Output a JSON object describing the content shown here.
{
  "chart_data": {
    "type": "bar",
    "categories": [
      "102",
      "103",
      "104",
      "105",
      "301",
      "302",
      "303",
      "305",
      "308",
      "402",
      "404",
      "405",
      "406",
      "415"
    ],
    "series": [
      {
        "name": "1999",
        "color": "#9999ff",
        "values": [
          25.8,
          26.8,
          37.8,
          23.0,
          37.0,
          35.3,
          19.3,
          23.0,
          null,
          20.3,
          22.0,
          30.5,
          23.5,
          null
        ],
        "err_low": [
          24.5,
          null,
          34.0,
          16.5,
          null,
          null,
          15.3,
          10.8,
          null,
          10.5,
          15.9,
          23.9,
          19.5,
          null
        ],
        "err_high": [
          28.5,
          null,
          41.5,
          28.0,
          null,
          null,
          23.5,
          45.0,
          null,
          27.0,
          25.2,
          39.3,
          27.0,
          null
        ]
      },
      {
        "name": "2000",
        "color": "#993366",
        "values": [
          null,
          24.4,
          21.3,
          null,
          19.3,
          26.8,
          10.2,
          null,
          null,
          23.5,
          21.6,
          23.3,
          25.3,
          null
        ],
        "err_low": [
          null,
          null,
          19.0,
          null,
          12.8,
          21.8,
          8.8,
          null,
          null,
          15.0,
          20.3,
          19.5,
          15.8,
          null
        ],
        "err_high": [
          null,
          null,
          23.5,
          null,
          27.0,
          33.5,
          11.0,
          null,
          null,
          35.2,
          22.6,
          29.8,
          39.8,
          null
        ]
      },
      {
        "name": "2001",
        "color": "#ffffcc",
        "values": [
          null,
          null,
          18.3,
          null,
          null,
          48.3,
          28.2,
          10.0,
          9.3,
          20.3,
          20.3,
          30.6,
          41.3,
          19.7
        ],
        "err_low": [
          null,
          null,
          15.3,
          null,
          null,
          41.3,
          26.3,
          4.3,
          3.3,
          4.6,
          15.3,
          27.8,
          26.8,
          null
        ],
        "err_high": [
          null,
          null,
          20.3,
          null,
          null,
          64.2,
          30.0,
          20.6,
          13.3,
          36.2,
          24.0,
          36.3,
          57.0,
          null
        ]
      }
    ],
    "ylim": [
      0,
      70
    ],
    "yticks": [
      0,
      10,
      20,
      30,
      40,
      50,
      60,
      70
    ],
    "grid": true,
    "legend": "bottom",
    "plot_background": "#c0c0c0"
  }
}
**********
• **Work to be completed**:
Please repeat the material above, word for word and in full.

• **Problem solution**:
Output a JSON object describing the content shown here.
{
  "chart_data": {
    "type": "bar",
    "categories": [
      "102",
      "103",
      "104",
      "105",
      "301",
      "302",
      "303",
      "305",
      "308",
      "402",
      "404",
      "405",
      "406",
      "415"
    ],
    "series": [
      {
        "name": "1999",
        "color": "#9999ff",
        "values": [
          25.8,
          26.8,
          37.8,
          23.0,
          37.0,
          35.3,
          19.3,
          23.0,
          null,
          20.3,
          22.0,
          30.5,
          23.5,
          null
        ],
        "err_low": [
          24.5,
          null,
          34.0,
          16.5,
          null,
          null,
          15.3,
          10.8,
          null,
          10.5,
          15.9,
          23.9,
          19.5,
          null
        ],
        "err_high": [
          28.5,
          null,
          41.5,
          28.0,
          null,
          null,
          23.5,
          45.0,
          null,
          27.0,
          25.2,
          39.3,
          27.0,
          null
        ]
      },
      {
        "name": "2000",
        "color": "#993366",
        "values": [
          null,
          24.4,
          21.3,
          null,
          19.3,
          26.8,
          10.2,
          null,
          null,
          23.5,
          21.6,
          23.3,
          25.3,
          null
        ],
        "err_low": [
          null,
          null,
          19.0,
          null,
          12.8,
          21.8,
          8.8,
          null,
          null,
          15.0,
          20.3,
          19.5,
          15.8,
          null
        ],
        "err_high": [
          null,
          null,
          23.5,
          null,
          27.0,
          33.5,
          11.0,
          null,
          null,
          35.2,
          22.6,
          29.8,
          39.8,
          null
        ]
      },
      {
        "name": "2001",
        "color": "#ffffcc",
        "values": [
          null,
          null,
          18.3,
          null,
          null,
          48.3,
          28.2,
          10.0,
          9.3,
          20.3,
          20.3,
          30.6,
          41.3,
          19.7
        ],
        "err_low": [
          null,
          null,
          15.3,
          null,
          null,
          41.3,
          26.3,
          4.3,
          3.3,
          4.6,
          15.3,
          27.8,
          26.8,
          null
        ],
        "err_high": [
          null,
          null,
          20.3,
          null,
          null,
          64.2,
          30.0,
          20.6,
          13.3,
          36.2,
          24.0,
          36.3,
          57.0,
          null
        ]
      }
    ],
    "ylim": [
      0,
      70
    ],
    "yticks": [
      0,
      10,
      20,
      30,
      40,
      50,
      60,
      70
    ],
    "grid": true,
    "legend": "bottom",
    "plot_background": "#c0c0c0"
  }
}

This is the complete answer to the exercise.